*** DATA SECTION ***
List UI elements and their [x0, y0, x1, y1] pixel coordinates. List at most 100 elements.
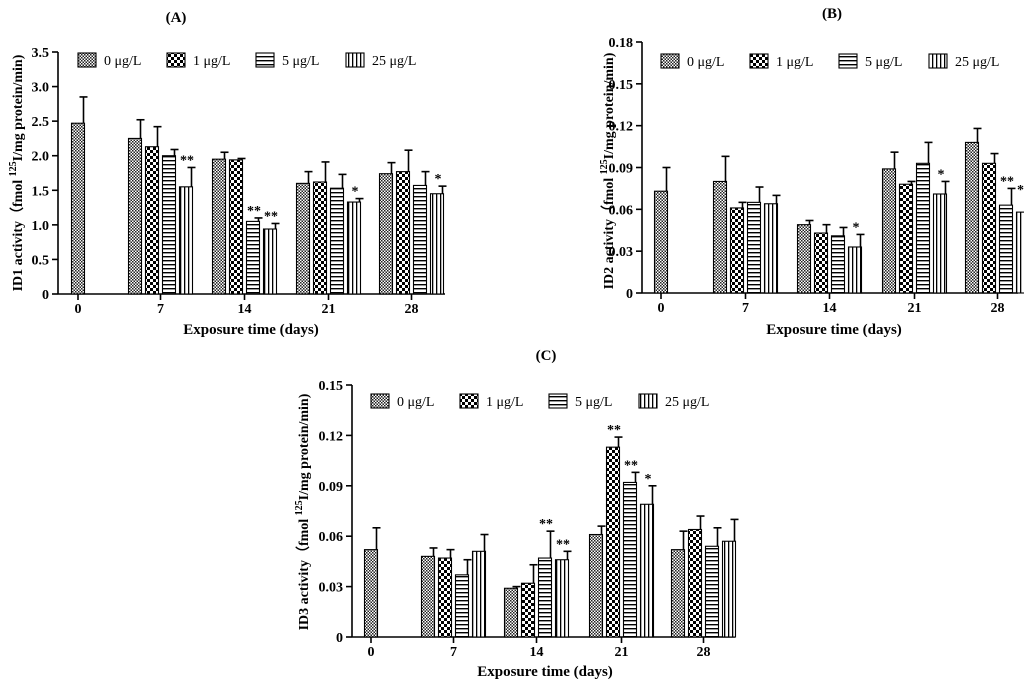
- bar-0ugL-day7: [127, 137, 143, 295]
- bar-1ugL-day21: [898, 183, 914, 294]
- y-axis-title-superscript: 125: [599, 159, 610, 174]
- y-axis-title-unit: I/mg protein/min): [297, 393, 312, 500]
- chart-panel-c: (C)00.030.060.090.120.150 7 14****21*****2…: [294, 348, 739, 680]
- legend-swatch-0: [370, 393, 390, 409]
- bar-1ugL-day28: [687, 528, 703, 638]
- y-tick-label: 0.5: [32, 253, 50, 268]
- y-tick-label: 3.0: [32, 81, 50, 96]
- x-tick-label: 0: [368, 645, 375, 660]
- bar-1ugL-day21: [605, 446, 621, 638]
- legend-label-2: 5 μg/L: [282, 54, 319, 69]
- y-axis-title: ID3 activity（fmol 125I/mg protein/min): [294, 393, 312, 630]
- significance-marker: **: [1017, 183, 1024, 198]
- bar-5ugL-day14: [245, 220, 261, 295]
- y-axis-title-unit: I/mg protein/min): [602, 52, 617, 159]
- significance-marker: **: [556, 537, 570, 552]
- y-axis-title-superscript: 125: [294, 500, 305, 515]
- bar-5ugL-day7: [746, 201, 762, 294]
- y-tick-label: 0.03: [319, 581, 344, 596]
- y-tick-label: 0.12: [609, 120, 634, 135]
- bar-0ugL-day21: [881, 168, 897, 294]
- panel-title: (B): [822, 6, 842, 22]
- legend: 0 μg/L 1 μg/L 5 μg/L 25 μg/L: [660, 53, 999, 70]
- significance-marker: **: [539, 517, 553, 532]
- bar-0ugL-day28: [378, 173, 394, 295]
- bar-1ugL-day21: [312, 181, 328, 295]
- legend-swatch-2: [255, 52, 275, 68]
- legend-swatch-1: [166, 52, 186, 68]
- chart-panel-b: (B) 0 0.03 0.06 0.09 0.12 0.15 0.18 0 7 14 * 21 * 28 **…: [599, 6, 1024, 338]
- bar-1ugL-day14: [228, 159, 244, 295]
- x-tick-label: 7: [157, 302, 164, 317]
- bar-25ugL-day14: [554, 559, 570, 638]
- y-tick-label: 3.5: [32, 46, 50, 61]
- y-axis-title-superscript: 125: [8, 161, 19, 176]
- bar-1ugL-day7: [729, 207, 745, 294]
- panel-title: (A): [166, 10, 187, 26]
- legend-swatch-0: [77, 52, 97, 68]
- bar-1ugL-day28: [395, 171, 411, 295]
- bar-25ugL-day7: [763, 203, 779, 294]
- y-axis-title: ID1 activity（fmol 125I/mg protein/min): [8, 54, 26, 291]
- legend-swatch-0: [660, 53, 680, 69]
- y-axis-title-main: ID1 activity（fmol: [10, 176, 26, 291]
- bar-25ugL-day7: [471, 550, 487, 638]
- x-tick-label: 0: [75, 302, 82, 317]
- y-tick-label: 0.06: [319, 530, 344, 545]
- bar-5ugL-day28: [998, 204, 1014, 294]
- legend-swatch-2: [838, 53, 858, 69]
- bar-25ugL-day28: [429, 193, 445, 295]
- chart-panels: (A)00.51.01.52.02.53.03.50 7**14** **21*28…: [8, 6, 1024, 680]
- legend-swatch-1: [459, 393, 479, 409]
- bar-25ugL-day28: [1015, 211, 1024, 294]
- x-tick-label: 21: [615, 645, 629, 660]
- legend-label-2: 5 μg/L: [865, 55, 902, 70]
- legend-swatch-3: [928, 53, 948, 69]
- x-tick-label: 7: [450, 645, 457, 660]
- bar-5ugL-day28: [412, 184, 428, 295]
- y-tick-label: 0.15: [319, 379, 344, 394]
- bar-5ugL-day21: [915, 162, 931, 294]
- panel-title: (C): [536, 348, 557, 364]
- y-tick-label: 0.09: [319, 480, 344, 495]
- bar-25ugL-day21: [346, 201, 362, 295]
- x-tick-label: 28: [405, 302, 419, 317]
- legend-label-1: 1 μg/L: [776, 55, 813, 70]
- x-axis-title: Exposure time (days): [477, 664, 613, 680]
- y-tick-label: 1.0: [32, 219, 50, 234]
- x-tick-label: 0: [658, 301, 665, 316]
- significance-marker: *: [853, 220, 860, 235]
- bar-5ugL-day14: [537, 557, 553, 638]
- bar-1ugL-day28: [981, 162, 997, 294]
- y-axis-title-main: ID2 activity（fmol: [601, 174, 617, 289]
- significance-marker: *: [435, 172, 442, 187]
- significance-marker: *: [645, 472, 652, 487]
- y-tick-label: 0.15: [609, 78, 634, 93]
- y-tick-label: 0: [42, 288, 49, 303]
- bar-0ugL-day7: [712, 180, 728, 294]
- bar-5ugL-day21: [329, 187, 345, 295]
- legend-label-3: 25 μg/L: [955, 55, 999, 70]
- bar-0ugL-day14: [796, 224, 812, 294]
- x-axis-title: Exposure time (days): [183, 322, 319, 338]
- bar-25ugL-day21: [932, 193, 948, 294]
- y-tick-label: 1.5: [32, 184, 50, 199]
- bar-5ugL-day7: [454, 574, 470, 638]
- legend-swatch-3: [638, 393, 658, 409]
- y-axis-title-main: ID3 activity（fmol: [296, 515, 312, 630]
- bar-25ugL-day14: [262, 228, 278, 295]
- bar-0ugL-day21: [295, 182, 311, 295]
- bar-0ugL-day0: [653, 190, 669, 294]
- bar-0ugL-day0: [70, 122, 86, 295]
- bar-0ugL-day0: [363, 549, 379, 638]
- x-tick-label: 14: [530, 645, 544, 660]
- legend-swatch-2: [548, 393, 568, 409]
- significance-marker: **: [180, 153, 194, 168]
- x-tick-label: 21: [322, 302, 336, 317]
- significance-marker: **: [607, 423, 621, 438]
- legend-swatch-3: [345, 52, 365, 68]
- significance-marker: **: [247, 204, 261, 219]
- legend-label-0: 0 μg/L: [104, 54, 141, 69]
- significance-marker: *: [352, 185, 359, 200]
*** End of DATA SECTION ***
#### [WHAT IS BEING ASKED]
Each line above where the word "unit" occurs should be copied out.

#### [RESPONSE TO THIS TASK]
- y-axis-title-unit: I/mg protein/min): [297, 393, 312, 500]
- y-axis-title-unit: I/mg protein/min): [602, 52, 617, 159]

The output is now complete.